- [REQUEST]: Transcribe all of the material exactly.

**** MATERIAL PROVIDED ****

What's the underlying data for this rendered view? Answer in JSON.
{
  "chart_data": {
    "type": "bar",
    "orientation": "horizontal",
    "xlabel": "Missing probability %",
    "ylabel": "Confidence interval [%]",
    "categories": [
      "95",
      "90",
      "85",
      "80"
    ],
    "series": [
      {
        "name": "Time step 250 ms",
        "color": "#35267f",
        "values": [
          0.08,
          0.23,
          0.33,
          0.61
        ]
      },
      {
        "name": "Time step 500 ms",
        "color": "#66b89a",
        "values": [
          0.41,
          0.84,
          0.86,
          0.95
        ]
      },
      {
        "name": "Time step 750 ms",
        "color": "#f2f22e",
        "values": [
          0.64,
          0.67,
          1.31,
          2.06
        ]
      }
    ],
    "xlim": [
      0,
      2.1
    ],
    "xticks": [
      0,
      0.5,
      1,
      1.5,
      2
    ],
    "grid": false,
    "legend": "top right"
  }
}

****

- [WRITTEN SOLUTION]:
What's the underlying data for this rendered view? Answer in JSON.
{
  "chart_data": {
    "type": "bar",
    "orientation": "horizontal",
    "xlabel": "Missing probability %",
    "ylabel": "Confidence interval [%]",
    "categories": [
      "95",
      "90",
      "85",
      "80"
    ],
    "series": [
      {
        "name": "Time step 250 ms",
        "color": "#35267f",
        "values": [
          0.08,
          0.23,
          0.33,
          0.61
        ]
      },
      {
        "name": "Time step 500 ms",
        "color": "#66b89a",
        "values": [
          0.41,
          0.84,
          0.86,
          0.95
        ]
      },
      {
        "name": "Time step 750 ms",
        "color": "#f2f22e",
        "values": [
          0.64,
          0.67,
          1.31,
          2.06
        ]
      }
    ],
    "xlim": [
      0,
      2.1
    ],
    "xticks": [
      0,
      0.5,
      1,
      1.5,
      2
    ],
    "grid": false,
    "legend": "top right"
  }
}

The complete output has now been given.